** Parts of the exercise **
1. Summarize the card game strategy post in two sentences.
2. Reproduce the card game strategy post word for word between "When I first" and "in a round.", inclusive.

======== Document excerpt ========

Lord of the Rings Living Card Game: Three Types of Advantages

July 19, 2013

Since January I’ve been playing a lot of the Lord of the Rings Living Card Game by Fantasy Flight Games. It’s my first foray into a CCG/LCG format since about seventh grade (long ago, I assure you!), and I’ve been enjoying the co-op nature of the game with my wife, Rick, Russ, and others both in real life and online through OCTGN.

This game took me a while to wrap my head around, but after many, many plays, I’ve got some basic strategy thoughts I’d like to share. It’s very simple. There are five things you are trying to accomplish in Lord of the Rings:

  • Willpower: Generating sufficient willpower to quest easily.
  • Defense: Being able to block enemies efficiently.
  • Healing: Regularly getting rid of damage to keep your own characters alive.
  • Attack: Dispatching enemies effectively.
  • Encounter Manipulation: Pulling tricks to deal with locations, treacheries, threat increases, and shadow cards via interrupting events.

When I first started playing, I would focus on these five things in every deck I built…and I would lose badly. After I took a step back and thought about it a bit, I realized that those five things stated above are actually goals, not methods, for winning the game.

What, then, are the methods for success? It gets even more simple:

  • Action Advantage: The ability to have a character act twice or more in a round.
  • Resource Advantage: The ability to generate more resource tokens than usual.
  • Card Advantage: The ability to draw more cards with the added bonus of thinning your deck.

======== Dataset excerpts ========

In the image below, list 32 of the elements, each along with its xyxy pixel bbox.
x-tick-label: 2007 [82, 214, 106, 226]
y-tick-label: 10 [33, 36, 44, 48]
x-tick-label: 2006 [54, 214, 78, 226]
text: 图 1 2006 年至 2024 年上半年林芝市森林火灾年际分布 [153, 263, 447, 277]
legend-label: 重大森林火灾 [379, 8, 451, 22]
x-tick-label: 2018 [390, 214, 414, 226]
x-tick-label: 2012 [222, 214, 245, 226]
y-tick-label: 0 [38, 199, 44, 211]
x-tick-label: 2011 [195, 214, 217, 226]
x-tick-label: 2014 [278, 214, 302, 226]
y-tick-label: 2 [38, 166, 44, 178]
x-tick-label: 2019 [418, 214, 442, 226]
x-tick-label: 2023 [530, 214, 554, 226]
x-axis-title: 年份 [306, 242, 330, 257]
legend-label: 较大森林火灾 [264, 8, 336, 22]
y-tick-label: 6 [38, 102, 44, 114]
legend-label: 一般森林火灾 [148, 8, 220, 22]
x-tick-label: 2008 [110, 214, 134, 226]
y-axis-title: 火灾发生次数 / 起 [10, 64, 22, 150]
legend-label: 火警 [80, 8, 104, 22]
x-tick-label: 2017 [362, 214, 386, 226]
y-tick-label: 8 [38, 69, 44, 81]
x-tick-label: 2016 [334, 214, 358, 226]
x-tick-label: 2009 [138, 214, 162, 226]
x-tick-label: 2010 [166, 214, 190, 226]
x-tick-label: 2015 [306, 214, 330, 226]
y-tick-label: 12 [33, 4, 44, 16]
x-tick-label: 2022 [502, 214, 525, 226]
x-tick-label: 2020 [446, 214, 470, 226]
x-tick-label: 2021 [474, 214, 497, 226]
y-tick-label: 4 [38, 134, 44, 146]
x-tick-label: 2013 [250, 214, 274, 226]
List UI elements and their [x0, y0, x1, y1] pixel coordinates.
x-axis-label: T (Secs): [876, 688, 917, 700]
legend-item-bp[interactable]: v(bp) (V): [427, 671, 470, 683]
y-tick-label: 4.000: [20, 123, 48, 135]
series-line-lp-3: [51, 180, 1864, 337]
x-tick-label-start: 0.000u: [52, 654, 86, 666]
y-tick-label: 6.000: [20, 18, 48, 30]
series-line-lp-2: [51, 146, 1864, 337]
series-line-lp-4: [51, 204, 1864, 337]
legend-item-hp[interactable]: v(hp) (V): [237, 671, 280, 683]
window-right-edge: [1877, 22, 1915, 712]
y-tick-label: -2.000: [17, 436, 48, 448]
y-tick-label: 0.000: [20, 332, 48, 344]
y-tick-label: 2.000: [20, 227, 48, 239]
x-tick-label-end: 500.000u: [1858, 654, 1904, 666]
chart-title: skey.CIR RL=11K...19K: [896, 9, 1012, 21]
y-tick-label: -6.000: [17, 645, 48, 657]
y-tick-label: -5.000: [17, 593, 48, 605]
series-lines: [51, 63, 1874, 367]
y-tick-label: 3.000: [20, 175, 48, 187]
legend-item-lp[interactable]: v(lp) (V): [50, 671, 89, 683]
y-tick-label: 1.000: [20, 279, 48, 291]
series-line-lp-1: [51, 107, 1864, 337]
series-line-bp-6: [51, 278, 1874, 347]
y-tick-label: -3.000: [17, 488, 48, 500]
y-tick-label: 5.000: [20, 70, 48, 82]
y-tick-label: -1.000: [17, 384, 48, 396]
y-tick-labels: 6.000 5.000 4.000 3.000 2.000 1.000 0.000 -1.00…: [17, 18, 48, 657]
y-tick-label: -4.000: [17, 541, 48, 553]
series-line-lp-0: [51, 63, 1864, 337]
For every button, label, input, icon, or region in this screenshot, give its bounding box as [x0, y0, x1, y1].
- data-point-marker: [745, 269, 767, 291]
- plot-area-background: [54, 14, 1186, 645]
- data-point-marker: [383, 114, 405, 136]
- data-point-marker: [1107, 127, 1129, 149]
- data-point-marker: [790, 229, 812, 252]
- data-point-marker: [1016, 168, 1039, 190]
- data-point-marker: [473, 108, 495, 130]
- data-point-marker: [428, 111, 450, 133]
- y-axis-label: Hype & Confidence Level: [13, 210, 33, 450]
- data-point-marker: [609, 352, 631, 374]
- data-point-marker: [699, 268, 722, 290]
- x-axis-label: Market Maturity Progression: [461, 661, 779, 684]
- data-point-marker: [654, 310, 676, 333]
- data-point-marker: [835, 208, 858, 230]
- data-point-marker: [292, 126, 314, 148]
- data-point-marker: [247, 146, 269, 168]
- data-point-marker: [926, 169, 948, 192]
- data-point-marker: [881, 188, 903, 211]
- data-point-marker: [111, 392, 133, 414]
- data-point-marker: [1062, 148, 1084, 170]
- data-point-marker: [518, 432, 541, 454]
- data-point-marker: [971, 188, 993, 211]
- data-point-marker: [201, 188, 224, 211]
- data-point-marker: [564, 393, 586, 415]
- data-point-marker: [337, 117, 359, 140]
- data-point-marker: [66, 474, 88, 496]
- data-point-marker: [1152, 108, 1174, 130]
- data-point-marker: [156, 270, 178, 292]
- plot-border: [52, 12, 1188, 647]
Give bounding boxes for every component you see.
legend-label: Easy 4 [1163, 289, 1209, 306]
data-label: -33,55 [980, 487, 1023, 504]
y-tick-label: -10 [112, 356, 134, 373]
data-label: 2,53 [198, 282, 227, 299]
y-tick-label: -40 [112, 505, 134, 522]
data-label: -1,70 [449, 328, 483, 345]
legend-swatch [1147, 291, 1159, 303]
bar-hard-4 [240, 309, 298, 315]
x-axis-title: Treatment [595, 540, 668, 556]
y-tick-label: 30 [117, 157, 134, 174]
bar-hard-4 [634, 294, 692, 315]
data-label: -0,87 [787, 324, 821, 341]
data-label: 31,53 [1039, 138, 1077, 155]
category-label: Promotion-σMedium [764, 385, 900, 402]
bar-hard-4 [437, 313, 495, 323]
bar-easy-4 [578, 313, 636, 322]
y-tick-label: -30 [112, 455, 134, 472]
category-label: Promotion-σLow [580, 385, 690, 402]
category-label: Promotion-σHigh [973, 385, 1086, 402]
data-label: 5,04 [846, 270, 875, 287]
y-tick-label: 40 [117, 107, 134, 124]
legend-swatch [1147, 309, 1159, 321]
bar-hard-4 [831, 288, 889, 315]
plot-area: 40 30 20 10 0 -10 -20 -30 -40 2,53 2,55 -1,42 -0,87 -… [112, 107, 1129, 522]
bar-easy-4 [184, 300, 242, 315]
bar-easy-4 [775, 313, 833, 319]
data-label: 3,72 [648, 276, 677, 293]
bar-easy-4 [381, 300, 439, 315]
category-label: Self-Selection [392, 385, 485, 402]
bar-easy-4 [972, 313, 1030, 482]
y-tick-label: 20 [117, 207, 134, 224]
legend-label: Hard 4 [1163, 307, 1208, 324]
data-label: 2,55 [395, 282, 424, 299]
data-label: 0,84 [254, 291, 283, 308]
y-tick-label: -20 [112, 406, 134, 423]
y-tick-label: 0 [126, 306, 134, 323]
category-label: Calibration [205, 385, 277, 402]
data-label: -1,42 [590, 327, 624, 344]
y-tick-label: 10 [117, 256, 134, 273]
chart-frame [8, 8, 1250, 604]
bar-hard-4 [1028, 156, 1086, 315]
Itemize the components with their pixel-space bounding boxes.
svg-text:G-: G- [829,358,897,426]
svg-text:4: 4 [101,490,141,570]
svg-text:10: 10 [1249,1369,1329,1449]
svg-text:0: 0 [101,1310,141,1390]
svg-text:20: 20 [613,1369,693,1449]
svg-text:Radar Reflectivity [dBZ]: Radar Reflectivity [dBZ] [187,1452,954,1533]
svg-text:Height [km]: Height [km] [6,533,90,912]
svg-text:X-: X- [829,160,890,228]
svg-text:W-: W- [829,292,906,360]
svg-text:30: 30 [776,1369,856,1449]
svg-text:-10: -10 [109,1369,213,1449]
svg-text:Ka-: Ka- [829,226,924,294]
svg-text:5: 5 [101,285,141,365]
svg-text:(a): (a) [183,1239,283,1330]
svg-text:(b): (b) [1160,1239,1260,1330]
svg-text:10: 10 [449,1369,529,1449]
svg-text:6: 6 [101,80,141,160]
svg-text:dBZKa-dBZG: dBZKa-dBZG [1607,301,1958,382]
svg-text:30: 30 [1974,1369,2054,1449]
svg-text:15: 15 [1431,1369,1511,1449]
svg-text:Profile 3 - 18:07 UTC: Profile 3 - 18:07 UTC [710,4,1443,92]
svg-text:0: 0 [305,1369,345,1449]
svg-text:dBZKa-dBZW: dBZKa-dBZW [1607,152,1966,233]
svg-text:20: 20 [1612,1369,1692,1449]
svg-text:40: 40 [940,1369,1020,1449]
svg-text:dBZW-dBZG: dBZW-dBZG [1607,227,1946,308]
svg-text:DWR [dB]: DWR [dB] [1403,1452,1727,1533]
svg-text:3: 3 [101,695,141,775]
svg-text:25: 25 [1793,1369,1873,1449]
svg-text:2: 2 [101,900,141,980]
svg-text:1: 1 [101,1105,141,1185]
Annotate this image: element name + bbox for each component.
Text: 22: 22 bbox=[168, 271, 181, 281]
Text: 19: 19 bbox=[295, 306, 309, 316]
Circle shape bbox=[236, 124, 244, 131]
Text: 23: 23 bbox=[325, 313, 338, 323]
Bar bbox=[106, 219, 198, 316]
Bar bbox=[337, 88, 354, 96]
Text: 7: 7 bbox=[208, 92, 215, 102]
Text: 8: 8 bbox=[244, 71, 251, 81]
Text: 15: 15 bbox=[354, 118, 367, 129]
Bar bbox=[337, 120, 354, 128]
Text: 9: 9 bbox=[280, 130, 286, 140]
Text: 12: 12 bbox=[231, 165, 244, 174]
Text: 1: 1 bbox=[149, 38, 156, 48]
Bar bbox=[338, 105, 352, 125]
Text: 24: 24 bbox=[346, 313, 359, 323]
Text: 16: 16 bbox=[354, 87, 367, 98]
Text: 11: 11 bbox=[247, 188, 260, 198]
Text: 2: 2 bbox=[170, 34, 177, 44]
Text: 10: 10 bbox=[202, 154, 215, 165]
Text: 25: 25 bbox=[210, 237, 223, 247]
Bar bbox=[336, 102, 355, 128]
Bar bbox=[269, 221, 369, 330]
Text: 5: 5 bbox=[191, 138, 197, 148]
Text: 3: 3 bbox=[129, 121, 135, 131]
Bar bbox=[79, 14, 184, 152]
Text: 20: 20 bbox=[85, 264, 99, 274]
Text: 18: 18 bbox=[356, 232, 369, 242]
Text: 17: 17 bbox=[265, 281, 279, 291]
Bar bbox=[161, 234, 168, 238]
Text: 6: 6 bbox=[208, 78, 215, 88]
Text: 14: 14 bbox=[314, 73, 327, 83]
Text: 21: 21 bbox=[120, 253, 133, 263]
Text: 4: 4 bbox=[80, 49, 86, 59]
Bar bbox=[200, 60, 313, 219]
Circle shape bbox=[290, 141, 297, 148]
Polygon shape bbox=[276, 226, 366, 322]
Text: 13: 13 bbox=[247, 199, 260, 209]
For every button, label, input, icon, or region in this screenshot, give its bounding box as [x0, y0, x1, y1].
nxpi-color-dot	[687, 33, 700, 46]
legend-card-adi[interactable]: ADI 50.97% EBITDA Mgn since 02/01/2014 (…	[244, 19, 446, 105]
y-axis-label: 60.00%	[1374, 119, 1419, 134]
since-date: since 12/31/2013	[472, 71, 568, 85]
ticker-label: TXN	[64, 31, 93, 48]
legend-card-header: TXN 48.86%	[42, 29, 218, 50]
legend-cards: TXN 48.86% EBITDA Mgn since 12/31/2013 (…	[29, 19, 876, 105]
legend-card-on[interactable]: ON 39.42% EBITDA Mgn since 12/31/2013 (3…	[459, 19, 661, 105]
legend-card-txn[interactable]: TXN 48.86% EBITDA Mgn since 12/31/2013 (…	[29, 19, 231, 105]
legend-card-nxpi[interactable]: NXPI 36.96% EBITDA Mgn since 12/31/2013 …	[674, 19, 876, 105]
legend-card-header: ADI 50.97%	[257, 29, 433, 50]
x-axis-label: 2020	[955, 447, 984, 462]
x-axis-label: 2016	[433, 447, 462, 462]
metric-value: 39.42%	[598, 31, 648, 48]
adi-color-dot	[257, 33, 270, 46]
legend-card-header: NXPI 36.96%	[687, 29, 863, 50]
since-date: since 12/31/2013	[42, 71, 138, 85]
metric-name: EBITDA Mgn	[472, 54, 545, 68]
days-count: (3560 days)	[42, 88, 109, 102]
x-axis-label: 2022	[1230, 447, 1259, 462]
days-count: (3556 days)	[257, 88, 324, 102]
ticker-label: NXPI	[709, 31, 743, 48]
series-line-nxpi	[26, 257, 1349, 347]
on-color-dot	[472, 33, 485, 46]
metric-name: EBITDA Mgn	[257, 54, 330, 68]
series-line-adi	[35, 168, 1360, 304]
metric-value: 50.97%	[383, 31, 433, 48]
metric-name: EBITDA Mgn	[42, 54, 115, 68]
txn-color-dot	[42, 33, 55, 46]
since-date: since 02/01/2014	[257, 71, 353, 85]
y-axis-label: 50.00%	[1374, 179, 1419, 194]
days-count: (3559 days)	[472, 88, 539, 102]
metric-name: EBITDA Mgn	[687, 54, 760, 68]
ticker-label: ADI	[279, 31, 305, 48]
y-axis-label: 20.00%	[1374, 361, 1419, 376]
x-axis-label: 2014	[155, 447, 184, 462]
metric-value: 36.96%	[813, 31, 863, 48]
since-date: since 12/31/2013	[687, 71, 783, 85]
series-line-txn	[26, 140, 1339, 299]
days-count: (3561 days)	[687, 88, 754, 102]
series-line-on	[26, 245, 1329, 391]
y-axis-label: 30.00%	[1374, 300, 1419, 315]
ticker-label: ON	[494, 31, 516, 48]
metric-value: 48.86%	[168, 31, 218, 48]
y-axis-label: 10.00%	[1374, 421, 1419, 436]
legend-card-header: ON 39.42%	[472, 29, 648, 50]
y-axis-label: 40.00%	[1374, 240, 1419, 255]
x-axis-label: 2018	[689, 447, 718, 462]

========

** Answers to the problems **
1. The writer, who has been playing the Lord of the Rings Living Card Game since January, lists five things players try to accomplish: willpower, defense, healing, attack, and encounter manipulation. After building every deck around those five and losing badly, the writer realized they are goals rather than methods, and names the methods for success as action advantage, resource advantage, and card advantage.

2.
When I first started playing, I would focus on these five things in every deck I built…and I would lose badly. After I took a step back and thought about it a bit, I realized that those five things stated above are actually goals, not methods, for winning the game.

What, then, are the methods for success? It gets even more simple:

  • Action Advantage: The ability to have a character act twice or more in a round.